━━ Data

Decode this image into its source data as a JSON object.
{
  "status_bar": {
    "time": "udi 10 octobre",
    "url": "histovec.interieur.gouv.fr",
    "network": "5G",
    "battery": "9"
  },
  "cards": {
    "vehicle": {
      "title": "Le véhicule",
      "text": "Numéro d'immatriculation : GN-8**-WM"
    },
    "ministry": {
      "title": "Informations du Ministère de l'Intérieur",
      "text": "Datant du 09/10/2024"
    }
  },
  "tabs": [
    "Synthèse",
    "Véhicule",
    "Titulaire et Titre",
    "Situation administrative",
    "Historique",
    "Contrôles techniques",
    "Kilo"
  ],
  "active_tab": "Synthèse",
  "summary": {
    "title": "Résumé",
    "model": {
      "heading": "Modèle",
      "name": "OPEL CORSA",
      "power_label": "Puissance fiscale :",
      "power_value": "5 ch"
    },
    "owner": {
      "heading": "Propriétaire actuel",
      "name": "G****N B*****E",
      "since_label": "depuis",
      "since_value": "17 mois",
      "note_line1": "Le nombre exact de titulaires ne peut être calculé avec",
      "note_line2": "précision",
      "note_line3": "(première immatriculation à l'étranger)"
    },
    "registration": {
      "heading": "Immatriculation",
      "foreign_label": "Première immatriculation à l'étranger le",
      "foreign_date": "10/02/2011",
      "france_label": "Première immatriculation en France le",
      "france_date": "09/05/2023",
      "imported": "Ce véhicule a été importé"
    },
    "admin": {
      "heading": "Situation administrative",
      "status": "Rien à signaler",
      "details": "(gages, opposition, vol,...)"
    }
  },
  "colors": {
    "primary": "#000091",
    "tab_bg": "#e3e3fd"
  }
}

━━━━

→ Work to do
Copy out the full listing exactly.

→ Finished answer
Decode this image into its source data as a JSON object.
{
  "status_bar": {
    "time": "udi 10 octobre",
    "url": "histovec.interieur.gouv.fr",
    "network": "5G",
    "battery": "9"
  },
  "cards": {
    "vehicle": {
      "title": "Le véhicule",
      "text": "Numéro d'immatriculation : GN-8**-WM"
    },
    "ministry": {
      "title": "Informations du Ministère de l'Intérieur",
      "text": "Datant du 09/10/2024"
    }
  },
  "tabs": [
    "Synthèse",
    "Véhicule",
    "Titulaire et Titre",
    "Situation administrative",
    "Historique",
    "Contrôles techniques",
    "Kilo"
  ],
  "active_tab": "Synthèse",
  "summary": {
    "title": "Résumé",
    "model": {
      "heading": "Modèle",
      "name": "OPEL CORSA",
      "power_label": "Puissance fiscale :",
      "power_value": "5 ch"
    },
    "owner": {
      "heading": "Propriétaire actuel",
      "name": "G****N B*****E",
      "since_label": "depuis",
      "since_value": "17 mois",
      "note_line1": "Le nombre exact de titulaires ne peut être calculé avec",
      "note_line2": "précision",
      "note_line3": "(première immatriculation à l'étranger)"
    },
    "registration": {
      "heading": "Immatriculation",
      "foreign_label": "Première immatriculation à l'étranger le",
      "foreign_date": "10/02/2011",
      "france_label": "Première immatriculation en France le",
      "france_date": "09/05/2023",
      "imported": "Ce véhicule a été importé"
    },
    "admin": {
      "heading": "Situation administrative",
      "status": "Rien à signaler",
      "details": "(gages, opposition, vol,...)"
    }
  },
  "colors": {
    "primary": "#000091",
    "tab_bg": "#e3e3fd"
  }
}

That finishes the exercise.